[Provided text]

*-*-*

Douglas A. McIntyre is the co-founder, chief executive officer and editor in chief of 24/7 Wall St. and 24/7 Tempo. He has held these jobs since 2006.

McIntyre has written thousands of articles for 24/7 Wall St. He is an expert on corporate finance, the automotive industry, media companies and international finance. He has edited articles on national demographics, sports, personal income and travel.

His work has been quoted or mentioned in The New York Times, The Wall Street Journal, Los Angeles Times, The Washington Post, NBC News, Time, The New Yorker, HuffPost USA Today, Business Insider, Yahoo, AOL, MarketWatch, The Atlantic, Bloomberg, New York Post, Chicago Tribune, Forbes, The Guardian and many other major publications. McIntyre has been a guest on CNBC, the BBC and television and radio stations across the country.

A magna cum laude graduate of Harvard College, McIntyre also was president of The Harvard Advocate. Founded in 1866, the Advocate is the oldest college publication in the United States.

TheStreet.com, Comps.com and Edgar Online are some of the public companies for which McIntyre served on the board of directors. He was a Vicinity Corporation board member when the company was sold to Microsoft in 2002. He served on the audit committees of some of these companies.

McIntyre has been the CEO of FutureSource, a provider of trading terminals and news to commodities and futures traders. He was president of Switchboard, the online phone directory company. He served as chairman and CEO of On2 Technologies, the video compression company that provided video compression software for Adobe’s Flash. Google bought On2 in 2009.

*-*-*

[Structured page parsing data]
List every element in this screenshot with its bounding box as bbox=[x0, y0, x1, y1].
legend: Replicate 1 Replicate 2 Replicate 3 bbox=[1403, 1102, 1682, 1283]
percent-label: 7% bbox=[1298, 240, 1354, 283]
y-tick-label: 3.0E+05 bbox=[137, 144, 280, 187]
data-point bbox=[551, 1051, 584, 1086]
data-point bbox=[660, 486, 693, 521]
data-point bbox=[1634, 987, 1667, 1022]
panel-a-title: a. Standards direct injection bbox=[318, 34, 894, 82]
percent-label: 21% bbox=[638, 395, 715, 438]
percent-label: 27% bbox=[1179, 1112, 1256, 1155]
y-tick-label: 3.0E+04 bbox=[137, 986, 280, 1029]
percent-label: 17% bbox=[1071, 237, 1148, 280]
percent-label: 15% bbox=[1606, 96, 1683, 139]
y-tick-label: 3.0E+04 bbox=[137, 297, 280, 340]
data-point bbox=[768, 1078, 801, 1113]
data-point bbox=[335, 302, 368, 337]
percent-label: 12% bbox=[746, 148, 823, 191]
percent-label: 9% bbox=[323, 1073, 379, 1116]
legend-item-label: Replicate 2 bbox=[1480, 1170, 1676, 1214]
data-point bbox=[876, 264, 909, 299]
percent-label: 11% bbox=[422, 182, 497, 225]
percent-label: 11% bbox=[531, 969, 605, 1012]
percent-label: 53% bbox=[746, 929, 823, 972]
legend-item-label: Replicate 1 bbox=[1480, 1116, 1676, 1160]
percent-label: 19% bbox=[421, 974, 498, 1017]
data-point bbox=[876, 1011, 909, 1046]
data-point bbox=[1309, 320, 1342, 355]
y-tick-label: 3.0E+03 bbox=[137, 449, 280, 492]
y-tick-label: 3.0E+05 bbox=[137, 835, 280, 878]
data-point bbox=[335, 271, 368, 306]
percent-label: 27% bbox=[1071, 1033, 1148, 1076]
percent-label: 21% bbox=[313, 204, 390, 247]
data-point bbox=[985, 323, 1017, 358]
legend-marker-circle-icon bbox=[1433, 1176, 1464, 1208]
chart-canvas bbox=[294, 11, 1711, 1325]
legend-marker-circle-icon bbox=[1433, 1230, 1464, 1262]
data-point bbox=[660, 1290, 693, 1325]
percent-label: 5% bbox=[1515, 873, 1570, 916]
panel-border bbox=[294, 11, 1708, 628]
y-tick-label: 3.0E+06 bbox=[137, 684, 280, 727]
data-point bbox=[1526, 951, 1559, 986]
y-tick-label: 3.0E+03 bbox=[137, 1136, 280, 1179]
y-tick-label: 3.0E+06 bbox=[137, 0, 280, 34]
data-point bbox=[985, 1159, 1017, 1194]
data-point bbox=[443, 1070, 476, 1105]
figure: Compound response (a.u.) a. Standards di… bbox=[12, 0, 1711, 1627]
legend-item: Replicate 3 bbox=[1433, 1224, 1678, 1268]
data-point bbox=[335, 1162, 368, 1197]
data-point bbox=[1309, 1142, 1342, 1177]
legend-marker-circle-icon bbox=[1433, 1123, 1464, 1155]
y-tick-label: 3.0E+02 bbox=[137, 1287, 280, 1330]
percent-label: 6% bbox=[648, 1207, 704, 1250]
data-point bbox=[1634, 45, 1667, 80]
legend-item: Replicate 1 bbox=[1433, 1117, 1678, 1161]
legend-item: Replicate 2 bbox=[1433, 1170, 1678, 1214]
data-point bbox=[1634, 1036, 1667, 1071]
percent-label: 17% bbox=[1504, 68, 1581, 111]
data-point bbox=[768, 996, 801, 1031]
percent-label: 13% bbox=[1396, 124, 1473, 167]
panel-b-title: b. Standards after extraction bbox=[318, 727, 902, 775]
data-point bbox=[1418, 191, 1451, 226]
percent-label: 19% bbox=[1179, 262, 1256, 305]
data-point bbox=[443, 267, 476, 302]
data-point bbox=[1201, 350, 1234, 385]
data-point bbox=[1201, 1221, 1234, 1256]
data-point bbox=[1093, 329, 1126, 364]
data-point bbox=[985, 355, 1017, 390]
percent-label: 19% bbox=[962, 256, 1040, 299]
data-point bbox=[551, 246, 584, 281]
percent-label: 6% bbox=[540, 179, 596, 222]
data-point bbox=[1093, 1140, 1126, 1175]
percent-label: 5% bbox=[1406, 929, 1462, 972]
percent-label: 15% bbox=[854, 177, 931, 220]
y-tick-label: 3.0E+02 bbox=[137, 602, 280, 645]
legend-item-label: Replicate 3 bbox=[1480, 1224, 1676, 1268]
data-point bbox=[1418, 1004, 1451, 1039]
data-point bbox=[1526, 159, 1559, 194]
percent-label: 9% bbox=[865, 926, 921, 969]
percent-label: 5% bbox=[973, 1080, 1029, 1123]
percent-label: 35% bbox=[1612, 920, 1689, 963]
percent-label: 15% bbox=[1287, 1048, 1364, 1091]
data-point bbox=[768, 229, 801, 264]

*-*-*

[Task set]
a - List every field that the biography of Douglas A. McIntyre says he is an expert on.
b - Quote the McIntyre biography starting at "Douglas A. McIntyre" and ending at "income and travel.".
c - According to the McIntyre biography, which company was sold to Microsoft in 2002 while he was a board member?

[Answers per task]
a -
Corporate finance
The automotive industry
Media companies
International finance

b -
Douglas A. McIntyre is the co-founder, chief executive officer and editor in chief of 24/7 Wall St. and 24/7 Tempo. He has held these jobs since 2006.

McIntyre has written thousands of articles for 24/7 Wall St. He is an expert on corporate finance, the automotive industry, media companies and international finance. He has edited articles on national demographics, sports, personal income and travel.

c - Vicinity Corporation